→ **Exercise objective**: Go through the data and copy every line exactly, but not the images.

→ **Supplied data**:
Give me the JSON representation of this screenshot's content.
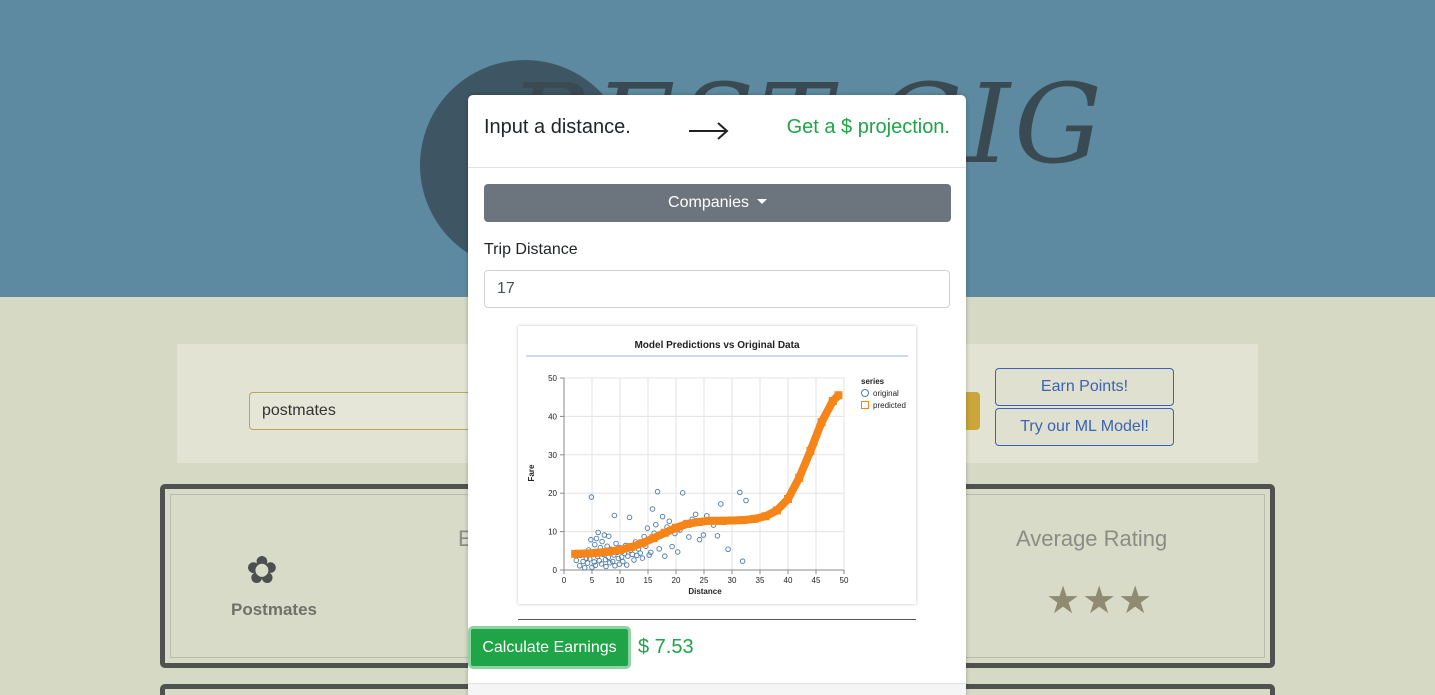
{
  "background": {
    "logo_text": "BEST GIG",
    "search_value": "postmates",
    "earn_points_label": "Earn Points!",
    "try_ml_label": "Try our ML Model!",
    "company_name": "Postmates",
    "column_title": "E",
    "rating_title": "Average Rating",
    "stars": "★★★"
  },
  "modal": {
    "header_left": "Input a distance.",
    "header_arrow": "arrow-right-icon",
    "header_right": "Get a $ projection.",
    "companies_label": "Companies",
    "trip_distance_label": "Trip Distance",
    "trip_distance_value": "17",
    "calculate_label": "Calculate Earnings",
    "result_text": "$ 7.53"
  },
  "colors": {
    "accent_green": "#1fa447",
    "secondary_gray": "#6c757d",
    "original_series": "#4c78a8",
    "predicted_series": "#f58518"
  },
  "chart_data": {
    "type": "scatter",
    "title": "Model Predictions vs Original Data",
    "xlabel": "Distance",
    "ylabel": "Fare",
    "xlim": [
      0,
      50
    ],
    "ylim": [
      0,
      50
    ],
    "x_ticks": [
      0,
      5,
      10,
      15,
      20,
      25,
      30,
      35,
      40,
      45,
      50
    ],
    "y_ticks": [
      0,
      10,
      20,
      30,
      40,
      50
    ],
    "grid": true,
    "legend": {
      "title": "series",
      "position": "right",
      "entries": [
        "original",
        "predicted"
      ]
    },
    "series": [
      {
        "name": "original",
        "mark": "circle",
        "points": [
          [
            2.2,
            2.5
          ],
          [
            2.8,
            1.1
          ],
          [
            3,
            3.8
          ],
          [
            3.4,
            2.2
          ],
          [
            3.7,
            0.6
          ],
          [
            4,
            3.1
          ],
          [
            4.2,
            1.8
          ],
          [
            4.4,
            5.2
          ],
          [
            4.6,
            2.9
          ],
          [
            4.8,
            7.9
          ],
          [
            4.9,
            19
          ],
          [
            5,
            0.7
          ],
          [
            5.2,
            4.4
          ],
          [
            5.4,
            2.1
          ],
          [
            5.5,
            6.6
          ],
          [
            5.6,
            1.2
          ],
          [
            5.8,
            8.2
          ],
          [
            6,
            3.5
          ],
          [
            6.1,
            9.8
          ],
          [
            6.3,
            2.4
          ],
          [
            6.5,
            5.8
          ],
          [
            6.7,
            1.6
          ],
          [
            6.8,
            7.4
          ],
          [
            7,
            4.1
          ],
          [
            7.2,
            9.1
          ],
          [
            7.4,
            2.7
          ],
          [
            7.5,
            0.9
          ],
          [
            7.7,
            6.2
          ],
          [
            7.9,
            3.3
          ],
          [
            8,
            8.8
          ],
          [
            8.2,
            1.9
          ],
          [
            8.4,
            5.4
          ],
          [
            8.5,
            4.7
          ],
          [
            8.7,
            2.2
          ],
          [
            8.9,
            3.9
          ],
          [
            9,
            14.2
          ],
          [
            9.1,
            1.1
          ],
          [
            9.3,
            6.9
          ],
          [
            9.5,
            4.6
          ],
          [
            9.7,
            3
          ],
          [
            9.9,
            1.5
          ],
          [
            10,
            5.8
          ],
          [
            10.3,
            3.4
          ],
          [
            10.5,
            2.2
          ],
          [
            10.8,
            4.3
          ],
          [
            11,
            6.4
          ],
          [
            11.2,
            1.3
          ],
          [
            11.4,
            3.6
          ],
          [
            11.7,
            13.7
          ],
          [
            11.9,
            5.1
          ],
          [
            12.2,
            4.1
          ],
          [
            12.5,
            2.6
          ],
          [
            12.8,
            7.3
          ],
          [
            13,
            3.8
          ],
          [
            13.3,
            5.5
          ],
          [
            13.6,
            4.4
          ],
          [
            14,
            3.1
          ],
          [
            14.3,
            8.7
          ],
          [
            14.6,
            6.2
          ],
          [
            14.9,
            10.9
          ],
          [
            15.2,
            3.9
          ],
          [
            15.5,
            4.6
          ],
          [
            15.8,
            15.9
          ],
          [
            16.1,
            9.6
          ],
          [
            16.4,
            11.8
          ],
          [
            16.7,
            20.4
          ],
          [
            17,
            5.5
          ],
          [
            17.3,
            8.8
          ],
          [
            17.6,
            13.9
          ],
          [
            18,
            3.6
          ],
          [
            18.4,
            11.2
          ],
          [
            18.8,
            12.7
          ],
          [
            19.3,
            6.1
          ],
          [
            19.8,
            9.5
          ],
          [
            20.3,
            4.7
          ],
          [
            20.7,
            10.4
          ],
          [
            21.2,
            20.1
          ],
          [
            21.7,
            12.3
          ],
          [
            22.3,
            8.6
          ],
          [
            22.9,
            13.2
          ],
          [
            23.5,
            14.5
          ],
          [
            24.2,
            7.9
          ],
          [
            24.9,
            9.1
          ],
          [
            25.5,
            14.1
          ],
          [
            26,
            12.9
          ],
          [
            26.7,
            11.7
          ],
          [
            27.4,
            8.9
          ],
          [
            28,
            17.2
          ],
          [
            28.6,
            12.4
          ],
          [
            29.3,
            5.4
          ],
          [
            30.5,
            13.1
          ],
          [
            31.4,
            20.2
          ],
          [
            31.9,
            2.3
          ],
          [
            32.5,
            18.1
          ],
          [
            44.8,
            32.8
          ]
        ]
      },
      {
        "name": "predicted",
        "mark": "square",
        "points": [
          [
            2,
            4.2
          ],
          [
            4,
            4.3
          ],
          [
            6,
            4.5
          ],
          [
            8,
            4.8
          ],
          [
            10,
            5.2
          ],
          [
            12,
            6
          ],
          [
            14,
            7
          ],
          [
            16,
            8.3
          ],
          [
            18,
            9.7
          ],
          [
            20,
            11
          ],
          [
            22,
            12
          ],
          [
            24,
            12.5
          ],
          [
            26,
            12.8
          ],
          [
            28,
            12.8
          ],
          [
            30,
            12.9
          ],
          [
            32,
            13
          ],
          [
            34,
            13.3
          ],
          [
            36,
            14
          ],
          [
            38,
            15.5
          ],
          [
            40,
            18.5
          ],
          [
            42,
            24
          ],
          [
            44,
            31
          ],
          [
            46,
            38.5
          ],
          [
            48,
            44
          ],
          [
            49,
            45.5
          ]
        ]
      }
    ]
  }
}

→ **Task response**:
Give me the JSON representation of this screenshot's content.
{
  "background": {
    "logo_text": "BEST GIG",
    "search_value": "postmates",
    "earn_points_label": "Earn Points!",
    "try_ml_label": "Try our ML Model!",
    "company_name": "Postmates",
    "column_title": "E",
    "rating_title": "Average Rating",
    "stars": "★★★"
  },
  "modal": {
    "header_left": "Input a distance.",
    "header_arrow": "arrow-right-icon",
    "header_right": "Get a $ projection.",
    "companies_label": "Companies",
    "trip_distance_label": "Trip Distance",
    "trip_distance_value": "17",
    "calculate_label": "Calculate Earnings",
    "result_text": "$ 7.53"
  },
  "colors": {
    "accent_green": "#1fa447",
    "secondary_gray": "#6c757d",
    "original_series": "#4c78a8",
    "predicted_series": "#f58518"
  },
  "chart_data": {
    "type": "scatter",
    "title": "Model Predictions vs Original Data",
    "xlabel": "Distance",
    "ylabel": "Fare",
    "xlim": [
      0,
      50
    ],
    "ylim": [
      0,
      50
    ],
    "x_ticks": [
      0,
      5,
      10,
      15,
      20,
      25,
      30,
      35,
      40,
      45,
      50
    ],
    "y_ticks": [
      0,
      10,
      20,
      30,
      40,
      50
    ],
    "grid": true,
    "legend": {
      "title": "series",
      "position": "right",
      "entries": [
        "original",
        "predicted"
      ]
    },
    "series": [
      {
        "name": "original",
        "mark": "circle",
        "points": [
          [
            2.2,
            2.5
          ],
          [
            2.8,
            1.1
          ],
          [
            3,
            3.8
          ],
          [
            3.4,
            2.2
          ],
          [
            3.7,
            0.6
          ],
          [
            4,
            3.1
          ],
          [
            4.2,
            1.8
          ],
          [
            4.4,
            5.2
          ],
          [
            4.6,
            2.9
          ],
          [
            4.8,
            7.9
          ],
          [
            4.9,
            19
          ],
          [
            5,
            0.7
          ],
          [
            5.2,
            4.4
          ],
          [
            5.4,
            2.1
          ],
          [
            5.5,
            6.6
          ],
          [
            5.6,
            1.2
          ],
          [
            5.8,
            8.2
          ],
          [
            6,
            3.5
          ],
          [
            6.1,
            9.8
          ],
          [
            6.3,
            2.4
          ],
          [
            6.5,
            5.8
          ],
          [
            6.7,
            1.6
          ],
          [
            6.8,
            7.4
          ],
          [
            7,
            4.1
          ],
          [
            7.2,
            9.1
          ],
          [
            7.4,
            2.7
          ],
          [
            7.5,
            0.9
          ],
          [
            7.7,
            6.2
          ],
          [
            7.9,
            3.3
          ],
          [
            8,
            8.8
          ],
          [
            8.2,
            1.9
          ],
          [
            8.4,
            5.4
          ],
          [
            8.5,
            4.7
          ],
          [
            8.7,
            2.2
          ],
          [
            8.9,
            3.9
          ],
          [
            9,
            14.2
          ],
          [
            9.1,
            1.1
          ],
          [
            9.3,
            6.9
          ],
          [
            9.5,
            4.6
          ],
          [
            9.7,
            3
          ],
          [
            9.9,
            1.5
          ],
          [
            10,
            5.8
          ],
          [
            10.3,
            3.4
          ],
          [
            10.5,
            2.2
          ],
          [
            10.8,
            4.3
          ],
          [
            11,
            6.4
          ],
          [
            11.2,
            1.3
          ],
          [
            11.4,
            3.6
          ],
          [
            11.7,
            13.7
          ],
          [
            11.9,
            5.1
          ],
          [
            12.2,
            4.1
          ],
          [
            12.5,
            2.6
          ],
          [
            12.8,
            7.3
          ],
          [
            13,
            3.8
          ],
          [
            13.3,
            5.5
          ],
          [
            13.6,
            4.4
          ],
          [
            14,
            3.1
          ],
          [
            14.3,
            8.7
          ],
          [
            14.6,
            6.2
          ],
          [
            14.9,
            10.9
          ],
          [
            15.2,
            3.9
          ],
          [
            15.5,
            4.6
          ],
          [
            15.8,
            15.9
          ],
          [
            16.1,
            9.6
          ],
          [
            16.4,
            11.8
          ],
          [
            16.7,
            20.4
          ],
          [
            17,
            5.5
          ],
          [
            17.3,
            8.8
          ],
          [
            17.6,
            13.9
          ],
          [
            18,
            3.6
          ],
          [
            18.4,
            11.2
          ],
          [
            18.8,
            12.7
          ],
          [
            19.3,
            6.1
          ],
          [
            19.8,
            9.5
          ],
          [
            20.3,
            4.7
          ],
          [
            20.7,
            10.4
          ],
          [
            21.2,
            20.1
          ],
          [
            21.7,
            12.3
          ],
          [
            22.3,
            8.6
          ],
          [
            22.9,
            13.2
          ],
          [
            23.5,
            14.5
          ],
          [
            24.2,
            7.9
          ],
          [
            24.9,
            9.1
          ],
          [
            25.5,
            14.1
          ],
          [
            26,
            12.9
          ],
          [
            26.7,
            11.7
          ],
          [
            27.4,
            8.9
          ],
          [
            28,
            17.2
          ],
          [
            28.6,
            12.4
          ],
          [
            29.3,
            5.4
          ],
          [
            30.5,
            13.1
          ],
          [
            31.4,
            20.2
          ],
          [
            31.9,
            2.3
          ],
          [
            32.5,
            18.1
          ],
          [
            44.8,
            32.8
          ]
        ]
      },
      {
        "name": "predicted",
        "mark": "square",
        "points": [
          [
            2,
            4.2
          ],
          [
            4,
            4.3
          ],
          [
            6,
            4.5
          ],
          [
            8,
            4.8
          ],
          [
            10,
            5.2
          ],
          [
            12,
            6
          ],
          [
            14,
            7
          ],
          [
            16,
            8.3
          ],
          [
            18,
            9.7
          ],
          [
            20,
            11
          ],
          [
            22,
            12
          ],
          [
            24,
            12.5
          ],
          [
            26,
            12.8
          ],
          [
            28,
            12.8
          ],
          [
            30,
            12.9
          ],
          [
            32,
            13
          ],
          [
            34,
            13.3
          ],
          [
            36,
            14
          ],
          [
            38,
            15.5
          ],
          [
            40,
            18.5
          ],
          [
            42,
            24
          ],
          [
            44,
            31
          ],
          [
            46,
            38.5
          ],
          [
            48,
            44
          ],
          [
            49,
            45.5
          ]
        ]
      }
    ]
  }
}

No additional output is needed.